_Extracted data entries_.
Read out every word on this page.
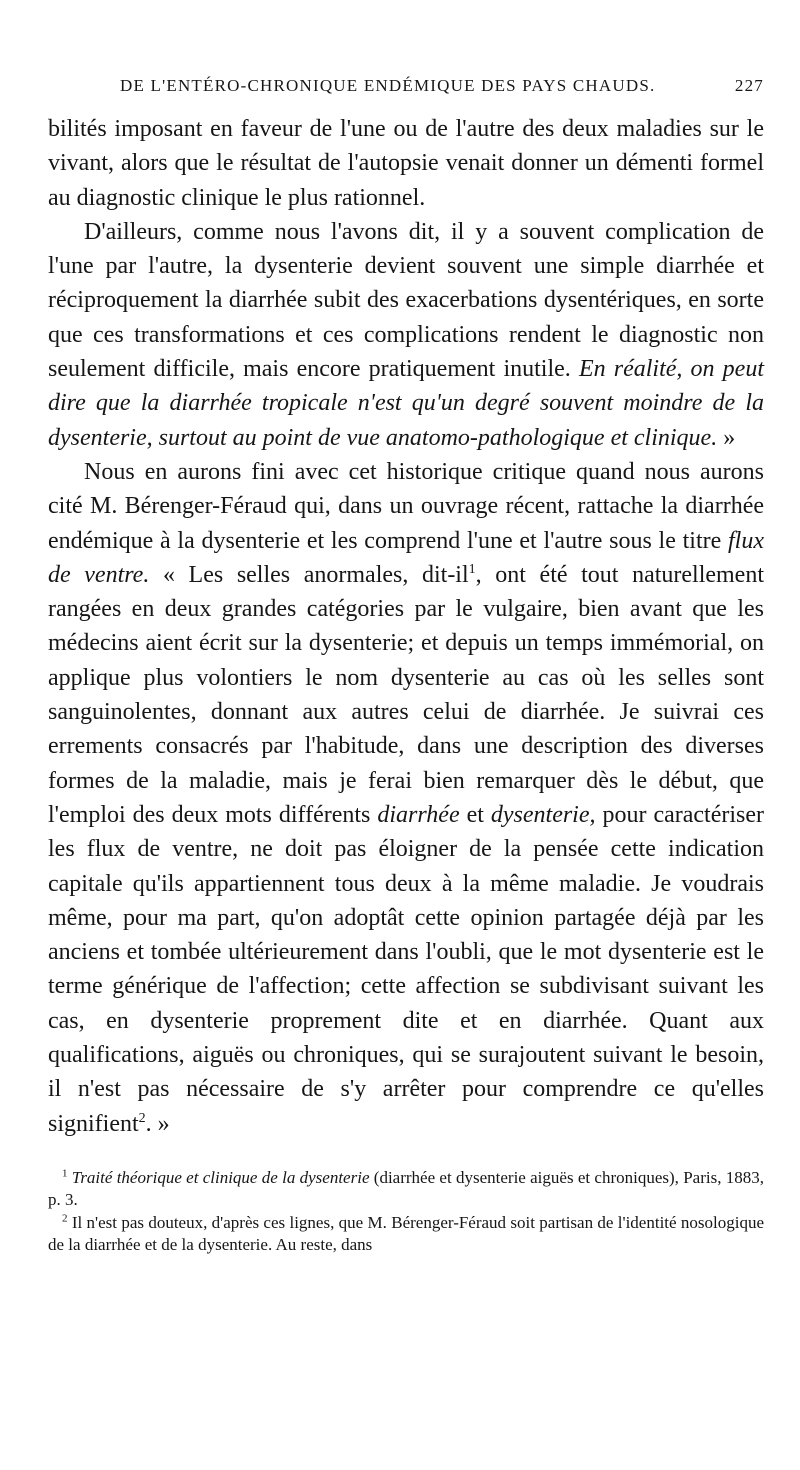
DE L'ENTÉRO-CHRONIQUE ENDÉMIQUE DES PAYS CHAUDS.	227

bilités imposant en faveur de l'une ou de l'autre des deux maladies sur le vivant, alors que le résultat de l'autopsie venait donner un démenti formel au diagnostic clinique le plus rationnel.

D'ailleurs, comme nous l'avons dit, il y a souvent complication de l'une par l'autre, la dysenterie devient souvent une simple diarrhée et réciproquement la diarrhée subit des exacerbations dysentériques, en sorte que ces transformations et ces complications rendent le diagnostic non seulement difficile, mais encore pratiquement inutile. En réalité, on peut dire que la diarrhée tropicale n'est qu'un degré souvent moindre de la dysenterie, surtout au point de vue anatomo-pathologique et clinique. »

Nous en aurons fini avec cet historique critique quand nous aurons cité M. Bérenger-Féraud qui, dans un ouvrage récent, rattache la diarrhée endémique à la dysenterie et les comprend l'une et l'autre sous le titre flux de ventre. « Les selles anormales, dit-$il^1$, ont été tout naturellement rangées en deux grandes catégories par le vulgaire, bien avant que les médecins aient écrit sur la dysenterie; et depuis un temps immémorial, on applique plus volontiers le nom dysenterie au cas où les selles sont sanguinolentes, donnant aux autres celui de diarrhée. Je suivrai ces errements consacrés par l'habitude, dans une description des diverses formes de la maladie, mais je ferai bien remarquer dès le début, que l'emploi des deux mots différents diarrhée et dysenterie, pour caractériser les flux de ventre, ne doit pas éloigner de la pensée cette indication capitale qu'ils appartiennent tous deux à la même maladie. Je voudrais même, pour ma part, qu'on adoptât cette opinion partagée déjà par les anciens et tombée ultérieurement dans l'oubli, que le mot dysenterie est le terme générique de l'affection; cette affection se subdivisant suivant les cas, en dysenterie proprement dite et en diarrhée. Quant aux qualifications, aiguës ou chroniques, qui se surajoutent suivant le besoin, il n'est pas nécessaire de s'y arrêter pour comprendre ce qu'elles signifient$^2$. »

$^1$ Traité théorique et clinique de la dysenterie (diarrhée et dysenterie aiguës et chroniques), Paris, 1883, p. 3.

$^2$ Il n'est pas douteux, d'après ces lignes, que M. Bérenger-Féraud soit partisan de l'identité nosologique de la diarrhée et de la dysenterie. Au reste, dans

--

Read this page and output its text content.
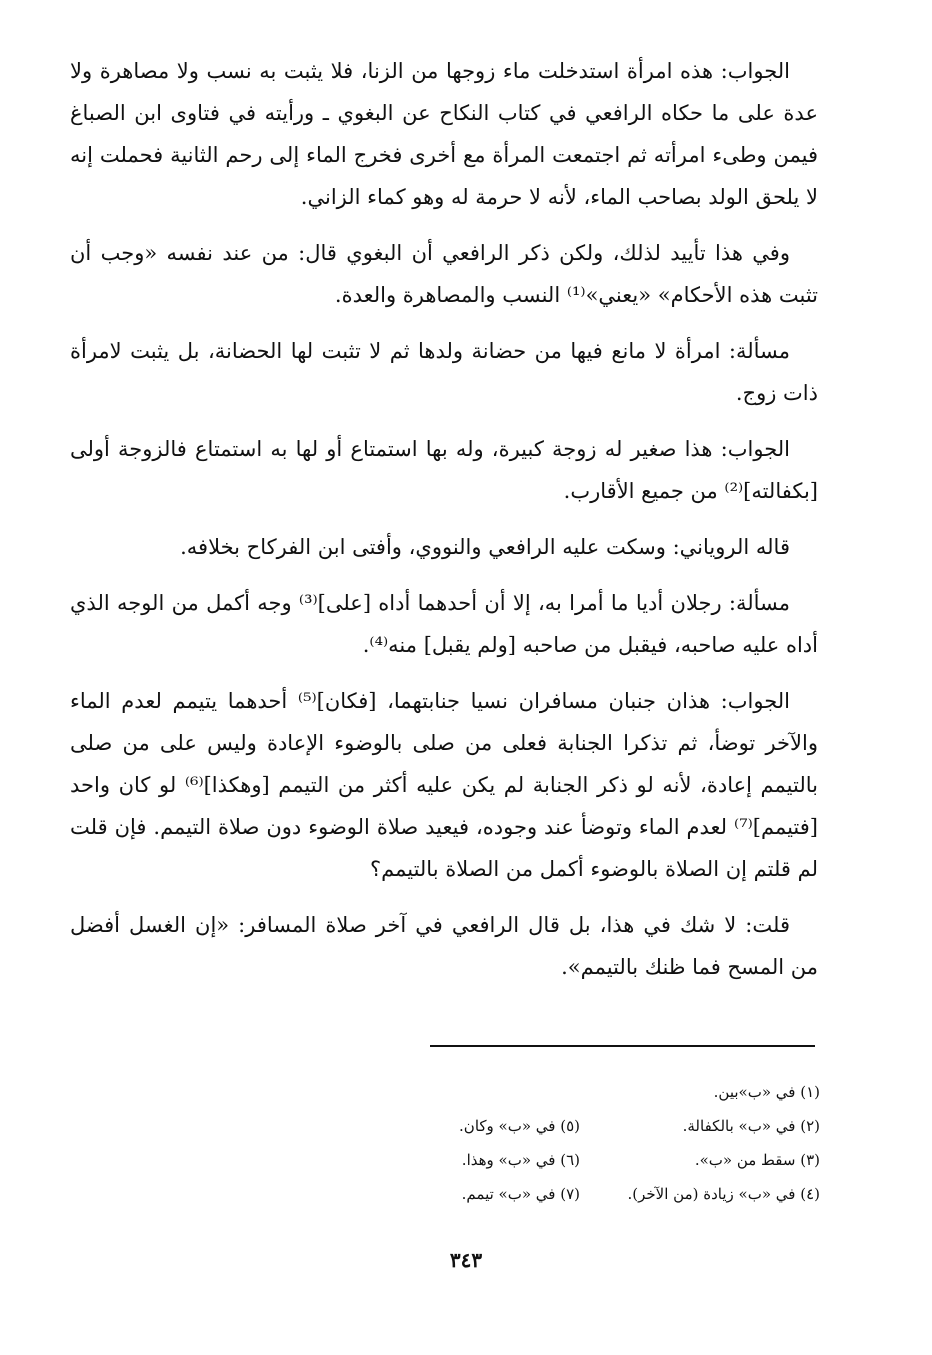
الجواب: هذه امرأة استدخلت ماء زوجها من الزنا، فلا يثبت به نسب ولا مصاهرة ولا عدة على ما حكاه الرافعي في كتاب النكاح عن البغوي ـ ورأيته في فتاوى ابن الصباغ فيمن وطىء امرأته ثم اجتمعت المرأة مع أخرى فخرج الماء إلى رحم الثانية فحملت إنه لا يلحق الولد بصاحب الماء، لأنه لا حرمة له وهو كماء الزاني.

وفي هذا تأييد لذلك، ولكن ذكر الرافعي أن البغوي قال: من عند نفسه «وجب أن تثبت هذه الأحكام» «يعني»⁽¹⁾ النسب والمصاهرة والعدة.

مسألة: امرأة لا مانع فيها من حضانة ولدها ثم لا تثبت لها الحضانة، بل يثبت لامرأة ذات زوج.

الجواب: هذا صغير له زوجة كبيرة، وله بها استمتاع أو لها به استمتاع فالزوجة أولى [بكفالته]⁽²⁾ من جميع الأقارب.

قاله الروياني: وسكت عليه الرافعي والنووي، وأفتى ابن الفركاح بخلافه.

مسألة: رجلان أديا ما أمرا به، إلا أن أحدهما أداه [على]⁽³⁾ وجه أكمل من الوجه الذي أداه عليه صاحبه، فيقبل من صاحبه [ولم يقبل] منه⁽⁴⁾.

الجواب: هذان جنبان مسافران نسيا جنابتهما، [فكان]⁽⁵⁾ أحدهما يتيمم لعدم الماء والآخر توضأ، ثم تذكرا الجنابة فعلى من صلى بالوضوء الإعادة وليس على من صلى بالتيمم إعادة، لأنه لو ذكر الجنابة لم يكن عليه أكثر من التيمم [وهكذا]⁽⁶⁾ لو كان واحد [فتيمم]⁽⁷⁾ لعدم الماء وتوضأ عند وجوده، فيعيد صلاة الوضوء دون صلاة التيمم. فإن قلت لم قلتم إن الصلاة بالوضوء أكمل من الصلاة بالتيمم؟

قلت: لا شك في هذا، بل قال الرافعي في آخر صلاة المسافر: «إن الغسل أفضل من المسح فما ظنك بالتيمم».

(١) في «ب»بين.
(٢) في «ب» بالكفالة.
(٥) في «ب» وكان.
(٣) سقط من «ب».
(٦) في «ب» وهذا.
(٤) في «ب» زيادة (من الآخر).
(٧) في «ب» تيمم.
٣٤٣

* * *

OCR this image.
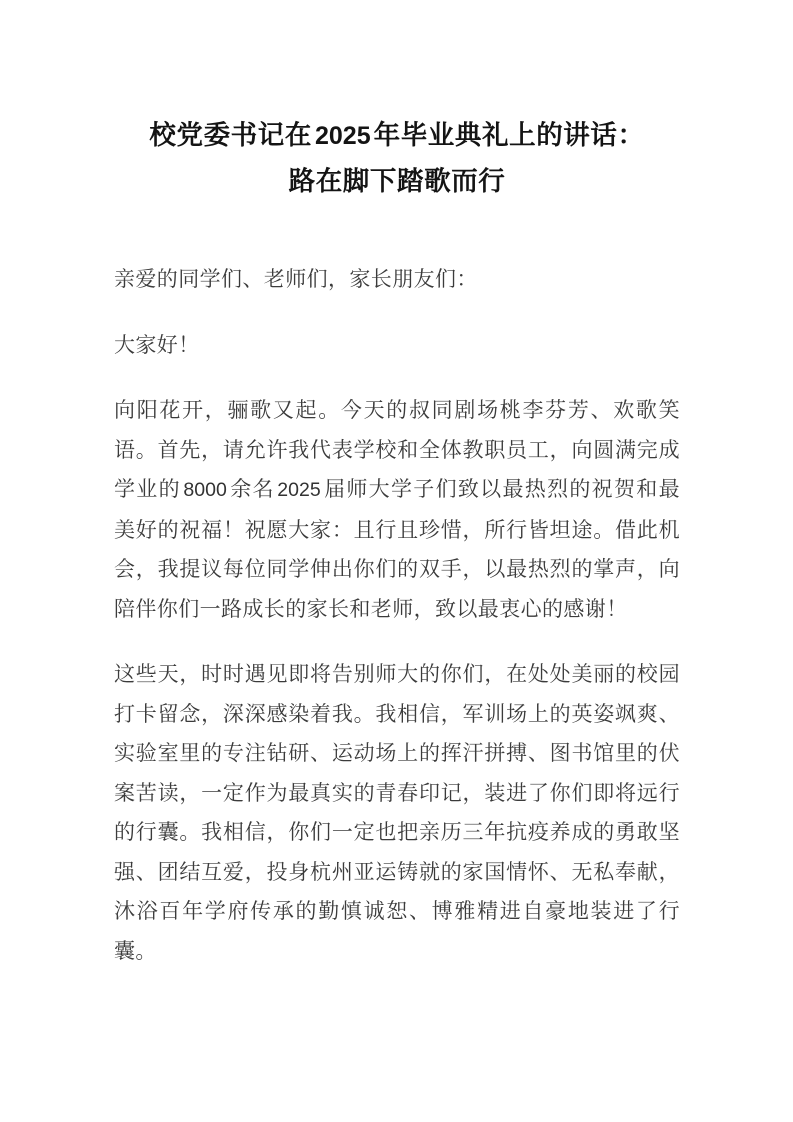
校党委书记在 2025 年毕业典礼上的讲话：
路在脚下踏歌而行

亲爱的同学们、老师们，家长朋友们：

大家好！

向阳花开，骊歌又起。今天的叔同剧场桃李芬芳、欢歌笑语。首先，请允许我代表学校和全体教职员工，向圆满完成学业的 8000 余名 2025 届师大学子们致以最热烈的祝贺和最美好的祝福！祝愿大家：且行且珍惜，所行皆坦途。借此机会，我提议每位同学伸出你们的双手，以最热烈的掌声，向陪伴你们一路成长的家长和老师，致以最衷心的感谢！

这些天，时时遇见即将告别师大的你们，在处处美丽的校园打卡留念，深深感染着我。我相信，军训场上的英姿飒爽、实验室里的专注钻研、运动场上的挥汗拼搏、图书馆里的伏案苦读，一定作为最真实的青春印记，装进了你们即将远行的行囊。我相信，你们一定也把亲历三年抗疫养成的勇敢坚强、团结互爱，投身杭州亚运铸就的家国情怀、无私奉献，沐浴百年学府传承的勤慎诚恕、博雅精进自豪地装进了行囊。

_Your task_.
Which lines of the data above contain "this"? Copy each one.

_The completed task_.
Read out every word on this page.
Read this page and output its text content.
OCR this image.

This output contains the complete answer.